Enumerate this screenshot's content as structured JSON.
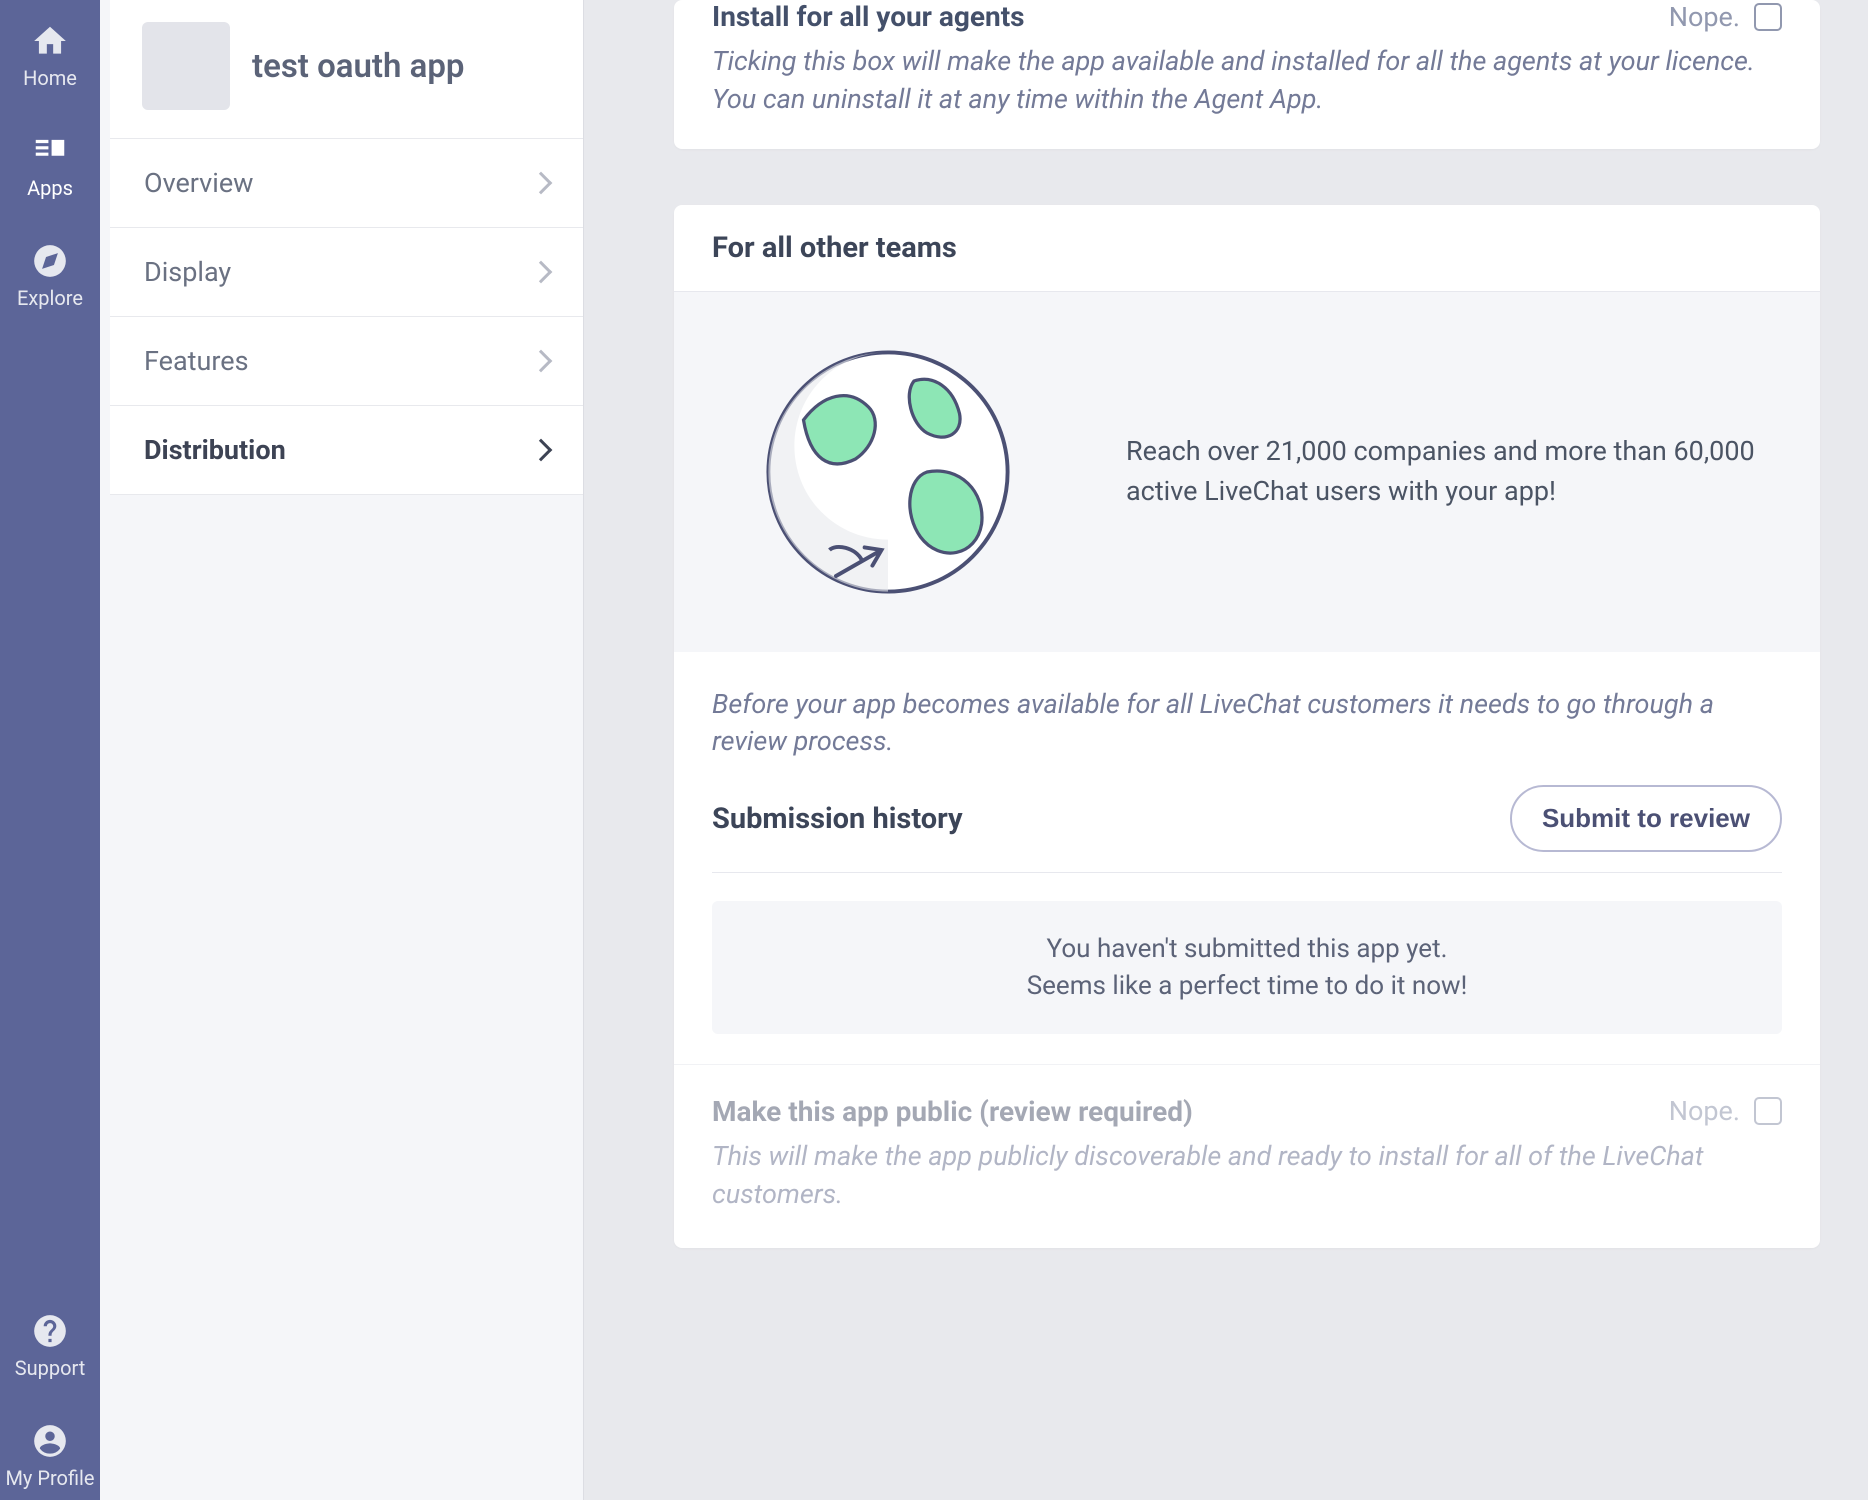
{
  "nav": {
    "home": "Home",
    "apps": "Apps",
    "explore": "Explore",
    "support": "Support",
    "profile": "My Profile"
  },
  "sidebar": {
    "app_name": "test oauth app",
    "items": [
      {
        "label": "Overview"
      },
      {
        "label": "Display"
      },
      {
        "label": "Features"
      },
      {
        "label": "Distribution"
      }
    ]
  },
  "install_card": {
    "title": "Install for all your agents",
    "toggle_label": "Nope.",
    "hint": "Ticking this box will make the app available and installed for all the agents at your licence. You can uninstall it at any time within the Agent App."
  },
  "teams_card": {
    "title": "For all other teams",
    "hero_text": "Reach over 21,000 companies and more than 60,000 active LiveChat users with your app!",
    "review_hint": "Before your app becomes available for all LiveChat customers it needs to go through a review process.",
    "submission_title": "Submission history",
    "submit_button": "Submit to review",
    "empty_line1": "You haven't submitted this app yet.",
    "empty_line2": "Seems like a perfect time to do it now!",
    "public_title": "Make this app public (review required)",
    "public_toggle_label": "Nope.",
    "public_hint": "This will make the app publicly discoverable and ready to install for all of the LiveChat customers."
  }
}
******
### STATED TASK
Print all entries exactly. The images do not belong in the copy.

### WORKED ANSWER
Enumerate this screenshot's content as structured JSON.
{
  "nav": {
    "home": "Home",
    "apps": "Apps",
    "explore": "Explore",
    "support": "Support",
    "profile": "My Profile"
  },
  "sidebar": {
    "app_name": "test oauth app",
    "items": [
      {
        "label": "Overview"
      },
      {
        "label": "Display"
      },
      {
        "label": "Features"
      },
      {
        "label": "Distribution"
      }
    ]
  },
  "install_card": {
    "title": "Install for all your agents",
    "toggle_label": "Nope.",
    "hint": "Ticking this box will make the app available and installed for all the agents at your licence. You can uninstall it at any time within the Agent App."
  },
  "teams_card": {
    "title": "For all other teams",
    "hero_text": "Reach over 21,000 companies and more than 60,000 active LiveChat users with your app!",
    "review_hint": "Before your app becomes available for all LiveChat customers it needs to go through a review process.",
    "submission_title": "Submission history",
    "submit_button": "Submit to review",
    "empty_line1": "You haven't submitted this app yet.",
    "empty_line2": "Seems like a perfect time to do it now!",
    "public_title": "Make this app public (review required)",
    "public_toggle_label": "Nope.",
    "public_hint": "This will make the app publicly discoverable and ready to install for all of the LiveChat customers."
  }
}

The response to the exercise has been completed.